GIVEN PROBLEM - Reproduce each line exactly.

-- begin MATERIAL --

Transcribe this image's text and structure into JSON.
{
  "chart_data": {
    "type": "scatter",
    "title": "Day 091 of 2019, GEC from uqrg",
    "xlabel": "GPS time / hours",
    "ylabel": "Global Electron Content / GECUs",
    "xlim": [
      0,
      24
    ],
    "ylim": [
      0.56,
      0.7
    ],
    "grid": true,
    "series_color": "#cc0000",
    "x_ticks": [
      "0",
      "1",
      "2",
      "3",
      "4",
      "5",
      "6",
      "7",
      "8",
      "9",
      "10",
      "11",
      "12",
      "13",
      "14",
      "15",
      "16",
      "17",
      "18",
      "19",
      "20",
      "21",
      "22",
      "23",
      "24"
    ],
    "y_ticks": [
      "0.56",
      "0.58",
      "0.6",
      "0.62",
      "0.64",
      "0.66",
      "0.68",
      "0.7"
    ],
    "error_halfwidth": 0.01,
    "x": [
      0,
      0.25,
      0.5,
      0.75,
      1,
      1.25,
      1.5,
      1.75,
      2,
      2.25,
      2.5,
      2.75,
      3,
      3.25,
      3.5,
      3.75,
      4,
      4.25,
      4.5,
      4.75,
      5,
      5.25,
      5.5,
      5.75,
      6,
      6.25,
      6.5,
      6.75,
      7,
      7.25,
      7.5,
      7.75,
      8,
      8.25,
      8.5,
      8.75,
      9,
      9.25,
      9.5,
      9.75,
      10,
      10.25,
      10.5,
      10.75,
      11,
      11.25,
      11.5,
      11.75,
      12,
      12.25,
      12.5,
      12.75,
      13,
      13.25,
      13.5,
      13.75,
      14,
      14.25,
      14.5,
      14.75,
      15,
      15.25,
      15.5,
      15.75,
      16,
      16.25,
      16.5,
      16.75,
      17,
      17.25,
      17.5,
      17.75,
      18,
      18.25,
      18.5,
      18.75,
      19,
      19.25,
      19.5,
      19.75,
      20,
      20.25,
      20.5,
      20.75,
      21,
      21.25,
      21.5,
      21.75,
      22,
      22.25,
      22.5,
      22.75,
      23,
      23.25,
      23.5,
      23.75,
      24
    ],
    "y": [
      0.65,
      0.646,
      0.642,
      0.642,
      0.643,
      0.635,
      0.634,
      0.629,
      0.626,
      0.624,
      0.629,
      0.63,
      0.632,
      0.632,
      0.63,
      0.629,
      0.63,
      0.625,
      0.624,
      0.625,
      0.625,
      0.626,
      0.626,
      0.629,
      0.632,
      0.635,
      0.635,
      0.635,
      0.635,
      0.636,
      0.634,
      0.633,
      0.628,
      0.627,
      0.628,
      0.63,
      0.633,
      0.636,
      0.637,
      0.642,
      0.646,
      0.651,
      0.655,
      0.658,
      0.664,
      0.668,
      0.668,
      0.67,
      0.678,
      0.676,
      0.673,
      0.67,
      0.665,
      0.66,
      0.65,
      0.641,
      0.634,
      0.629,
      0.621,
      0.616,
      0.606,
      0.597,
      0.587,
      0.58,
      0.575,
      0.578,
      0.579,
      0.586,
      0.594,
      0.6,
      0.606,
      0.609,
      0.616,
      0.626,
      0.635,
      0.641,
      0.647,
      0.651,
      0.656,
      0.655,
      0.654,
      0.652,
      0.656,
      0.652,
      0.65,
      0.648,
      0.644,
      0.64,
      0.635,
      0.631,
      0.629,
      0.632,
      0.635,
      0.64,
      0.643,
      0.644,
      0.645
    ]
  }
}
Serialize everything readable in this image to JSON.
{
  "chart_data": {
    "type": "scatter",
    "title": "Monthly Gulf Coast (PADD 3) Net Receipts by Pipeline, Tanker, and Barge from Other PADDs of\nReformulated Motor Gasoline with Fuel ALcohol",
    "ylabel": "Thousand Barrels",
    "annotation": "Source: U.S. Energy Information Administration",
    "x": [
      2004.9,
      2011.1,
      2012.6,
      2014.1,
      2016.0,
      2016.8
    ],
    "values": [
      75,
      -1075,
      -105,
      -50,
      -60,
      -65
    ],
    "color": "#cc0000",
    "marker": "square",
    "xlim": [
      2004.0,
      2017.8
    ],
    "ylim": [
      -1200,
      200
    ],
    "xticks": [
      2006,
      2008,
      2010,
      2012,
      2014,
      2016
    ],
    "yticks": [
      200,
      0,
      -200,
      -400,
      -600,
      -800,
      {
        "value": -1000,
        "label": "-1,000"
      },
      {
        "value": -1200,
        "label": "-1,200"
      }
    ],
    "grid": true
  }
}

-- end MATERIAL --

FINAL ANSWER -
Transcribe this image's text and structure into JSON.
{
  "chart_data": {
    "type": "scatter",
    "title": "Day 091 of 2019, GEC from uqrg",
    "xlabel": "GPS time / hours",
    "ylabel": "Global Electron Content / GECUs",
    "xlim": [
      0,
      24
    ],
    "ylim": [
      0.56,
      0.7
    ],
    "grid": true,
    "series_color": "#cc0000",
    "x_ticks": [
      "0",
      "1",
      "2",
      "3",
      "4",
      "5",
      "6",
      "7",
      "8",
      "9",
      "10",
      "11",
      "12",
      "13",
      "14",
      "15",
      "16",
      "17",
      "18",
      "19",
      "20",
      "21",
      "22",
      "23",
      "24"
    ],
    "y_ticks": [
      "0.56",
      "0.58",
      "0.6",
      "0.62",
      "0.64",
      "0.66",
      "0.68",
      "0.7"
    ],
    "error_halfwidth": 0.01,
    "x": [
      0,
      0.25,
      0.5,
      0.75,
      1,
      1.25,
      1.5,
      1.75,
      2,
      2.25,
      2.5,
      2.75,
      3,
      3.25,
      3.5,
      3.75,
      4,
      4.25,
      4.5,
      4.75,
      5,
      5.25,
      5.5,
      5.75,
      6,
      6.25,
      6.5,
      6.75,
      7,
      7.25,
      7.5,
      7.75,
      8,
      8.25,
      8.5,
      8.75,
      9,
      9.25,
      9.5,
      9.75,
      10,
      10.25,
      10.5,
      10.75,
      11,
      11.25,
      11.5,
      11.75,
      12,
      12.25,
      12.5,
      12.75,
      13,
      13.25,
      13.5,
      13.75,
      14,
      14.25,
      14.5,
      14.75,
      15,
      15.25,
      15.5,
      15.75,
      16,
      16.25,
      16.5,
      16.75,
      17,
      17.25,
      17.5,
      17.75,
      18,
      18.25,
      18.5,
      18.75,
      19,
      19.25,
      19.5,
      19.75,
      20,
      20.25,
      20.5,
      20.75,
      21,
      21.25,
      21.5,
      21.75,
      22,
      22.25,
      22.5,
      22.75,
      23,
      23.25,
      23.5,
      23.75,
      24
    ],
    "y": [
      0.65,
      0.646,
      0.642,
      0.642,
      0.643,
      0.635,
      0.634,
      0.629,
      0.626,
      0.624,
      0.629,
      0.63,
      0.632,
      0.632,
      0.63,
      0.629,
      0.63,
      0.625,
      0.624,
      0.625,
      0.625,
      0.626,
      0.626,
      0.629,
      0.632,
      0.635,
      0.635,
      0.635,
      0.635,
      0.636,
      0.634,
      0.633,
      0.628,
      0.627,
      0.628,
      0.63,
      0.633,
      0.636,
      0.637,
      0.642,
      0.646,
      0.651,
      0.655,
      0.658,
      0.664,
      0.668,
      0.668,
      0.67,
      0.678,
      0.676,
      0.673,
      0.67,
      0.665,
      0.66,
      0.65,
      0.641,
      0.634,
      0.629,
      0.621,
      0.616,
      0.606,
      0.597,
      0.587,
      0.58,
      0.575,
      0.578,
      0.579,
      0.586,
      0.594,
      0.6,
      0.606,
      0.609,
      0.616,
      0.626,
      0.635,
      0.641,
      0.647,
      0.651,
      0.656,
      0.655,
      0.654,
      0.652,
      0.656,
      0.652,
      0.65,
      0.648,
      0.644,
      0.64,
      0.635,
      0.631,
      0.629,
      0.632,
      0.635,
      0.64,
      0.643,
      0.644,
      0.645
    ]
  }
}
Serialize everything readable in this image to JSON.
{
  "chart_data": {
    "type": "scatter",
    "title": "Monthly Gulf Coast (PADD 3) Net Receipts by Pipeline, Tanker, and Barge from Other PADDs of\nReformulated Motor Gasoline with Fuel ALcohol",
    "ylabel": "Thousand Barrels",
    "annotation": "Source: U.S. Energy Information Administration",
    "x": [
      2004.9,
      2011.1,
      2012.6,
      2014.1,
      2016.0,
      2016.8
    ],
    "values": [
      75,
      -1075,
      -105,
      -50,
      -60,
      -65
    ],
    "color": "#cc0000",
    "marker": "square",
    "xlim": [
      2004.0,
      2017.8
    ],
    "ylim": [
      -1200,
      200
    ],
    "xticks": [
      2006,
      2008,
      2010,
      2012,
      2014,
      2016
    ],
    "yticks": [
      200,
      0,
      -200,
      -400,
      -600,
      -800,
      {
        "value": -1000,
        "label": "-1,000"
      },
      {
        "value": -1200,
        "label": "-1,200"
      }
    ],
    "grid": true
  }
}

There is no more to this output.